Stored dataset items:
## START

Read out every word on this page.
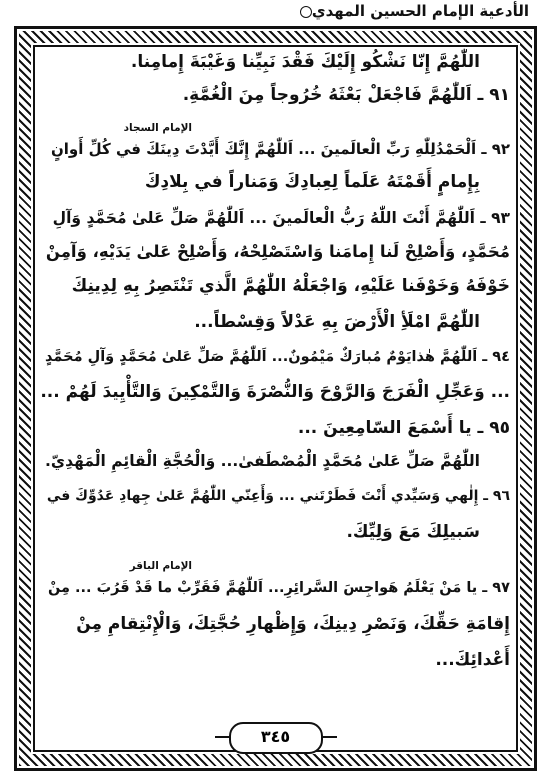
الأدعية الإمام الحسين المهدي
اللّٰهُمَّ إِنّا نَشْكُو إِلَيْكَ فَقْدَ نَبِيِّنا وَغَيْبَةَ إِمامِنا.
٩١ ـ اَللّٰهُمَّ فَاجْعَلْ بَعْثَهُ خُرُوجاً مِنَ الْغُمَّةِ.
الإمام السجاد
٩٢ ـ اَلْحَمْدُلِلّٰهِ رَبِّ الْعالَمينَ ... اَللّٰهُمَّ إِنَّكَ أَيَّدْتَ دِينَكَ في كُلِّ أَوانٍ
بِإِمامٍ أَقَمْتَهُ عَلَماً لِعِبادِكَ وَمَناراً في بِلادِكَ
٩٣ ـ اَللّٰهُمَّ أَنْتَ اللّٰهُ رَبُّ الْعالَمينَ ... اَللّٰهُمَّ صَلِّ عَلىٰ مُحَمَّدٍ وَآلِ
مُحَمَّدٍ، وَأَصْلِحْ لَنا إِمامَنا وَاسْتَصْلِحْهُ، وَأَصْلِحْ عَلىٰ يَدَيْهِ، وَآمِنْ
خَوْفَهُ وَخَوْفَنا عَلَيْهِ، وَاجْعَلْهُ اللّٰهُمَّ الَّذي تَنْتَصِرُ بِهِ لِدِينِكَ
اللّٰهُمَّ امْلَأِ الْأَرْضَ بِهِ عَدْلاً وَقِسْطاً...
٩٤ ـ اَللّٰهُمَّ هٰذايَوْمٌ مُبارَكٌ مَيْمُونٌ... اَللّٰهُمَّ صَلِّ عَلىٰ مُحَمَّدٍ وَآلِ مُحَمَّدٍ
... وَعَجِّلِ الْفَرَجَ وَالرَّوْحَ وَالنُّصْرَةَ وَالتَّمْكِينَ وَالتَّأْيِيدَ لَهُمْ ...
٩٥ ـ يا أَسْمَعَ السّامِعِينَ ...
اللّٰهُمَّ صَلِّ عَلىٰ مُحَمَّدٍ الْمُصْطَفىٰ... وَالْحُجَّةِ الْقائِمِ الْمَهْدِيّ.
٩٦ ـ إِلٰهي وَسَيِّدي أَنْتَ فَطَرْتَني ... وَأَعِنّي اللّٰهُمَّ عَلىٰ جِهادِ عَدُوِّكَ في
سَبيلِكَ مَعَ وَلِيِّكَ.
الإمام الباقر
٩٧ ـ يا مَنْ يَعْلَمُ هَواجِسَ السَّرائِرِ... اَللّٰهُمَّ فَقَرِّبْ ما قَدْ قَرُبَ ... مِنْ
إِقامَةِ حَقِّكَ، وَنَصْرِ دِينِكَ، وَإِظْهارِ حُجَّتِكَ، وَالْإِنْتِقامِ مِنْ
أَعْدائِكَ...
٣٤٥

## END
## START

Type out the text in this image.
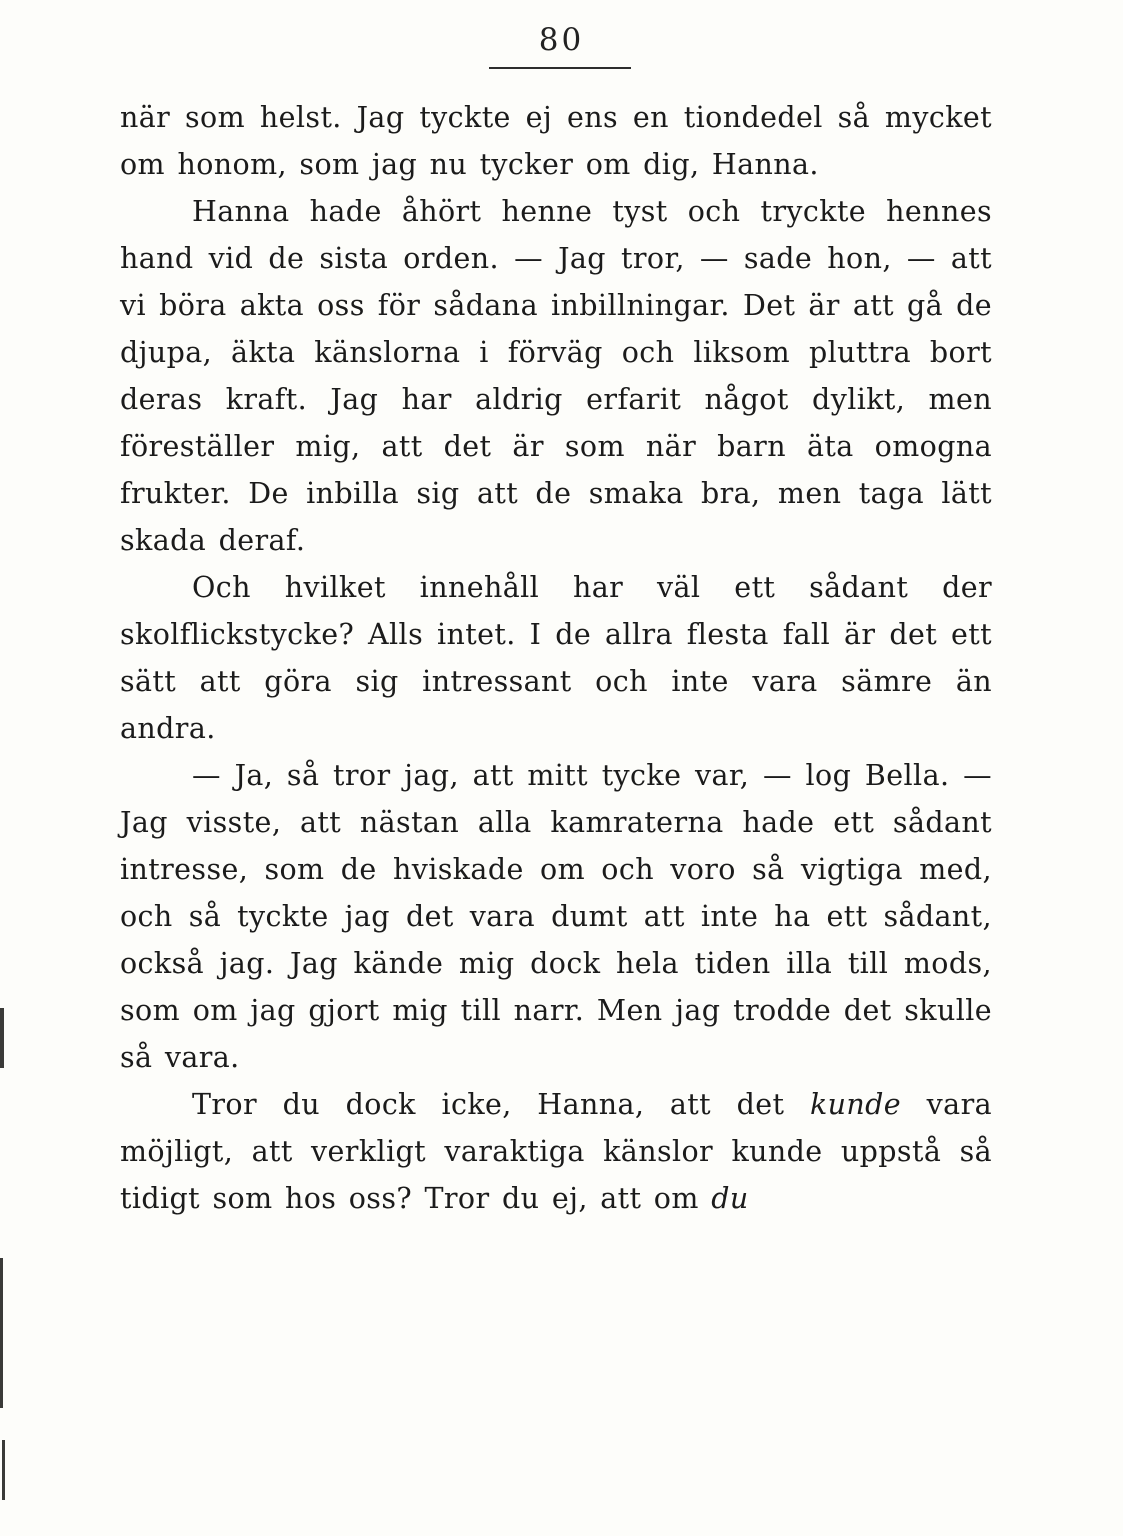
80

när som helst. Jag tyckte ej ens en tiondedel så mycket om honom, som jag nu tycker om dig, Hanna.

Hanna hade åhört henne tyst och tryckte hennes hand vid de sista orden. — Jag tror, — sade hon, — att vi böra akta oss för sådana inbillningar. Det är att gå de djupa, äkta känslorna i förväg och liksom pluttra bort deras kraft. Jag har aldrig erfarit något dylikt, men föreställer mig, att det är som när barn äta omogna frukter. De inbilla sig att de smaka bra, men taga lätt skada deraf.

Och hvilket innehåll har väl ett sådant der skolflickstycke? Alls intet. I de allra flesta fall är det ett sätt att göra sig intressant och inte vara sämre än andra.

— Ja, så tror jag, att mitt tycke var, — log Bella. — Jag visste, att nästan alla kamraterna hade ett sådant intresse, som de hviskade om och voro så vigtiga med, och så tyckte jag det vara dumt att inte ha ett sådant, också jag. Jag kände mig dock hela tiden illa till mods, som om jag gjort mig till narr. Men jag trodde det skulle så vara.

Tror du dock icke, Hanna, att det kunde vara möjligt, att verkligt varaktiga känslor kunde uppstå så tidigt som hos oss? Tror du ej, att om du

## END
## START

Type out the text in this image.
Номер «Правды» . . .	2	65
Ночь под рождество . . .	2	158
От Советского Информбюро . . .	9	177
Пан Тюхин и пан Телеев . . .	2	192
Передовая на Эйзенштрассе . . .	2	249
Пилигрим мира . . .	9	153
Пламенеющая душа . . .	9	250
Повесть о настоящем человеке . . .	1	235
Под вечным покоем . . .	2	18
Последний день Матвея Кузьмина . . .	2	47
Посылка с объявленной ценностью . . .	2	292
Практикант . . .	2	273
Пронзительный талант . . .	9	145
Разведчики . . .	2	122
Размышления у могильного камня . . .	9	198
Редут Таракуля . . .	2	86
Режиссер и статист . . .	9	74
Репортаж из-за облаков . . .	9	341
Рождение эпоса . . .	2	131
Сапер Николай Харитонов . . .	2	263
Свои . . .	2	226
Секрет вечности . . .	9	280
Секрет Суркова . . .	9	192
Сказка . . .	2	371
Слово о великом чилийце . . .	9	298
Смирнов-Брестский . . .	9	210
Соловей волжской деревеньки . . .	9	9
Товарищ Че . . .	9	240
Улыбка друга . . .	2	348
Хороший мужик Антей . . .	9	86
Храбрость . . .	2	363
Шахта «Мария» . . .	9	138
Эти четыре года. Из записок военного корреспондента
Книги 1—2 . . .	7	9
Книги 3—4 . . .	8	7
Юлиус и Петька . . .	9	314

## END

▸ WHAT THIS TASK INVOLVES:
Copy every line in the records above that contains the word "hade".

▸ PROBLEM SOLUTION:
Hanna hade åhört henne tyst och tryckte hennes hand vid de sista orden. — Jag tror, — sade hon, — att vi böra akta oss för sådana inbillningar. Det är att gå de djupa, äkta känslorna i förväg och liksom pluttra bort deras kraft. Jag har aldrig erfarit något dylikt, men föreställer mig, att det är som när barn äta omogna frukter. De inbilla sig att de smaka bra, men taga lätt skada deraf.
— Ja, så tror jag, att mitt tycke var, — log Bella. — Jag visste, att nästan alla kamraterna hade ett sådant intresse, som de hviskade om och voro så vigtiga med, och så tyckte jag det vara dumt att inte ha ett sådant, också jag. Jag kände mig dock hela tiden illa till mods, som om jag gjort mig till narr. Men jag trodde det skulle så vara.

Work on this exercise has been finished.